#### Your instructions
Skip the pictures. Repeat everything else in the records word for word.
-------
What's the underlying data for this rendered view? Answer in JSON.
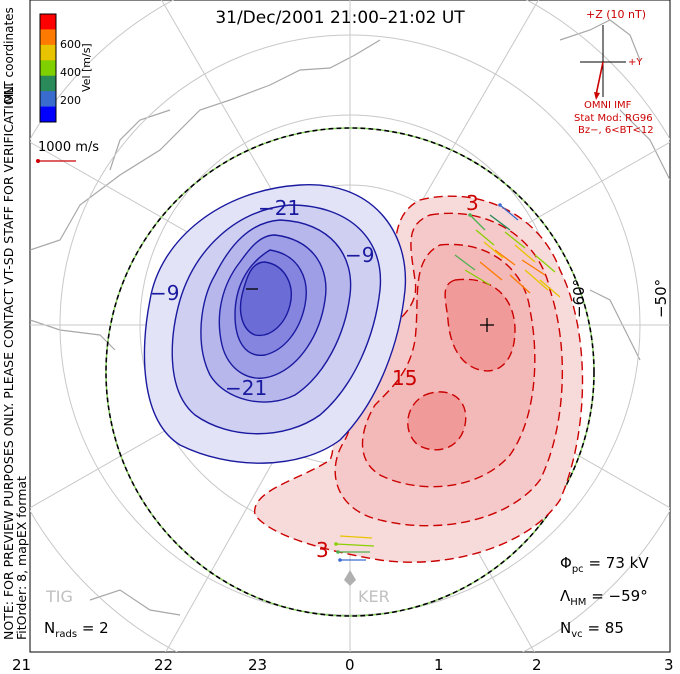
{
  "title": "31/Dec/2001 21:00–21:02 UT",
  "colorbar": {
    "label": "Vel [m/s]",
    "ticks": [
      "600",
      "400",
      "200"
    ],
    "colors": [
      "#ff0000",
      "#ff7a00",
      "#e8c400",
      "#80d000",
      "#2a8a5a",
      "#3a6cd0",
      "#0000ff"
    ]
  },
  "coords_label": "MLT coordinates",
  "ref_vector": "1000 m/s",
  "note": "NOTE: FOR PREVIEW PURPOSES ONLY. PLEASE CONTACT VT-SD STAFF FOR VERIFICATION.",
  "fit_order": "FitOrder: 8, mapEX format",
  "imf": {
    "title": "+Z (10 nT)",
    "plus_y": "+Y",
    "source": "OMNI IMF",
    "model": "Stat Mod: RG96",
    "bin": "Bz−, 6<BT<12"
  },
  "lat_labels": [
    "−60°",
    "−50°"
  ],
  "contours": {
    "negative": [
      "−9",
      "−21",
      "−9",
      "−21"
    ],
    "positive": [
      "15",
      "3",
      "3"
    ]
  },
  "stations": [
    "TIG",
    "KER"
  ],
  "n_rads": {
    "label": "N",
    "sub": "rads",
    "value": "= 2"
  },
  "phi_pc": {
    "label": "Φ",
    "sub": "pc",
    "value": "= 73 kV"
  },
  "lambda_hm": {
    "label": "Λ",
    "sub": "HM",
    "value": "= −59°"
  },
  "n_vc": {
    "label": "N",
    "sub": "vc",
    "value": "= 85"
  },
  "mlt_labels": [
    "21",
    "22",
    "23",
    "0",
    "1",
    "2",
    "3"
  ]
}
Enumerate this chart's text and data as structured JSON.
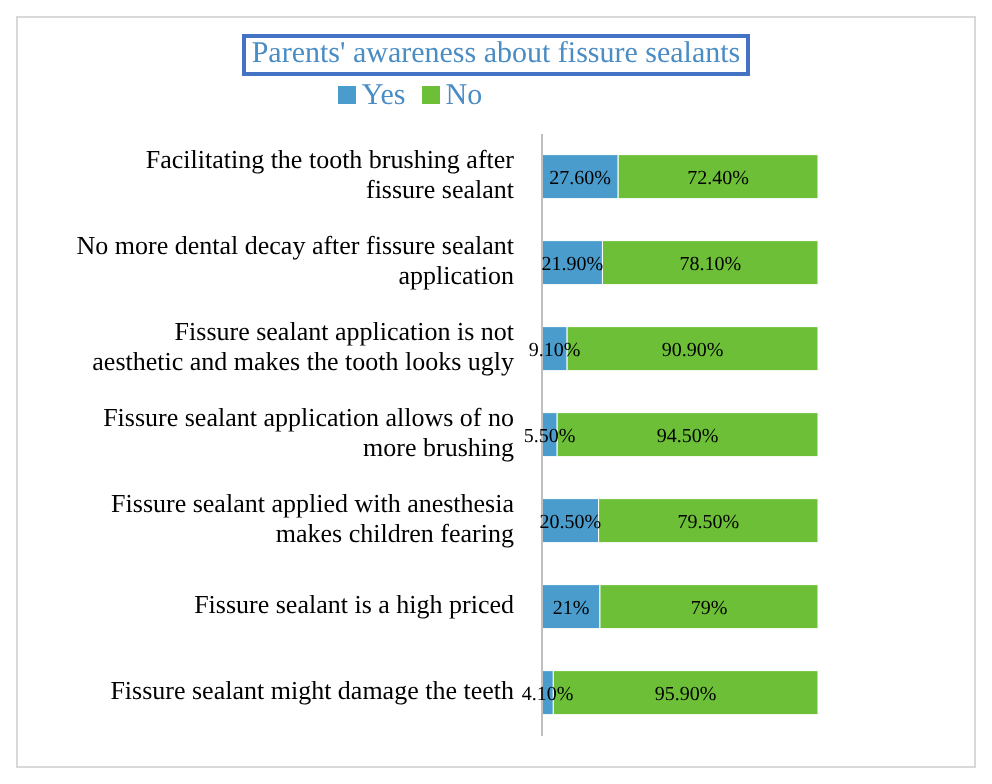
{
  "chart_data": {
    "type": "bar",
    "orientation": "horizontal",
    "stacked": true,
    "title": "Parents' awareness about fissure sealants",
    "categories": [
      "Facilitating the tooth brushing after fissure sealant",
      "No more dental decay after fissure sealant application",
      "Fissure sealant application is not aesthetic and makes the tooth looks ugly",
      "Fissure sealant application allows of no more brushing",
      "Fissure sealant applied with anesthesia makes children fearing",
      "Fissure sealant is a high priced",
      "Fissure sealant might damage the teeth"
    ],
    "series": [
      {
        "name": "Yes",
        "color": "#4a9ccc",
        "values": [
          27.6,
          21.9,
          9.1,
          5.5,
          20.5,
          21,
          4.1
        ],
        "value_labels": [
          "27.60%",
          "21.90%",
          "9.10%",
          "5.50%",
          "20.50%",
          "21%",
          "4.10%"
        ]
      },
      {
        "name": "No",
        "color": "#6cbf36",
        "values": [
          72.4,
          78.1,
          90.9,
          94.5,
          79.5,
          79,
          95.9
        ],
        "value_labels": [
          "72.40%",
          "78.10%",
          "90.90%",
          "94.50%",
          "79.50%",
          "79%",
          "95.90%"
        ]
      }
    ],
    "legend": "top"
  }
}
-------
#### Response below
What's the underlying data for this rendered view? Answer in JSON.
{
  "title": "31/Dec/2001 21:00–21:02 UT",
  "colorbar": {
    "label": "Vel [m/s]",
    "ticks": [
      "600",
      "400",
      "200"
    ],
    "colors": [
      "#ff0000",
      "#ff7a00",
      "#e8c400",
      "#80d000",
      "#2a8a5a",
      "#3a6cd0",
      "#0000ff"
    ]
  },
  "coords_label": "MLT coordinates",
  "ref_vector": "1000 m/s",
  "note": "NOTE: FOR PREVIEW PURPOSES ONLY. PLEASE CONTACT VT-SD STAFF FOR VERIFICATION.",
  "fit_order": "FitOrder: 8, mapEX format",
  "imf": {
    "title": "+Z (10 nT)",
    "plus_y": "+Y",
    "source": "OMNI IMF",
    "model": "Stat Mod: RG96",
    "bin": "Bz−, 6<BT<12"
  },
  "lat_labels": [
    "−60°",
    "−50°"
  ],
  "contours": {
    "negative": [
      "−9",
      "−21",
      "−9",
      "−21"
    ],
    "positive": [
      "15",
      "3",
      "3"
    ]
  },
  "stations": [
    "TIG",
    "KER"
  ],
  "n_rads": {
    "label": "N",
    "sub": "rads",
    "value": "= 2"
  },
  "phi_pc": {
    "label": "Φ",
    "sub": "pc",
    "value": "= 73 kV"
  },
  "lambda_hm": {
    "label": "Λ",
    "sub": "HM",
    "value": "= −59°"
  },
  "n_vc": {
    "label": "N",
    "sub": "vc",
    "value": "= 85"
  },
  "mlt_labels": [
    "21",
    "22",
    "23",
    "0",
    "1",
    "2",
    "3"
  ]
}
Enumerate this chart's text and data as structured JSON.
{
  "chart_data": {
    "type": "bar",
    "orientation": "horizontal",
    "stacked": true,
    "title": "Parents' awareness about fissure sealants",
    "categories": [
      "Facilitating the tooth brushing after fissure sealant",
      "No more dental decay after fissure sealant application",
      "Fissure sealant application is not aesthetic and makes the tooth looks ugly",
      "Fissure sealant application allows of no more brushing",
      "Fissure sealant applied with anesthesia makes children fearing",
      "Fissure sealant is a high priced",
      "Fissure sealant might damage the teeth"
    ],
    "series": [
      {
        "name": "Yes",
        "color": "#4a9ccc",
        "values": [
          27.6,
          21.9,
          9.1,
          5.5,
          20.5,
          21,
          4.1
        ],
        "value_labels": [
          "27.60%",
          "21.90%",
          "9.10%",
          "5.50%",
          "20.50%",
          "21%",
          "4.10%"
        ]
      },
      {
        "name": "No",
        "color": "#6cbf36",
        "values": [
          72.4,
          78.1,
          90.9,
          94.5,
          79.5,
          79,
          95.9
        ],
        "value_labels": [
          "72.40%",
          "78.10%",
          "90.90%",
          "94.50%",
          "79.50%",
          "79%",
          "95.90%"
        ]
      }
    ],
    "legend": "top"
  }
}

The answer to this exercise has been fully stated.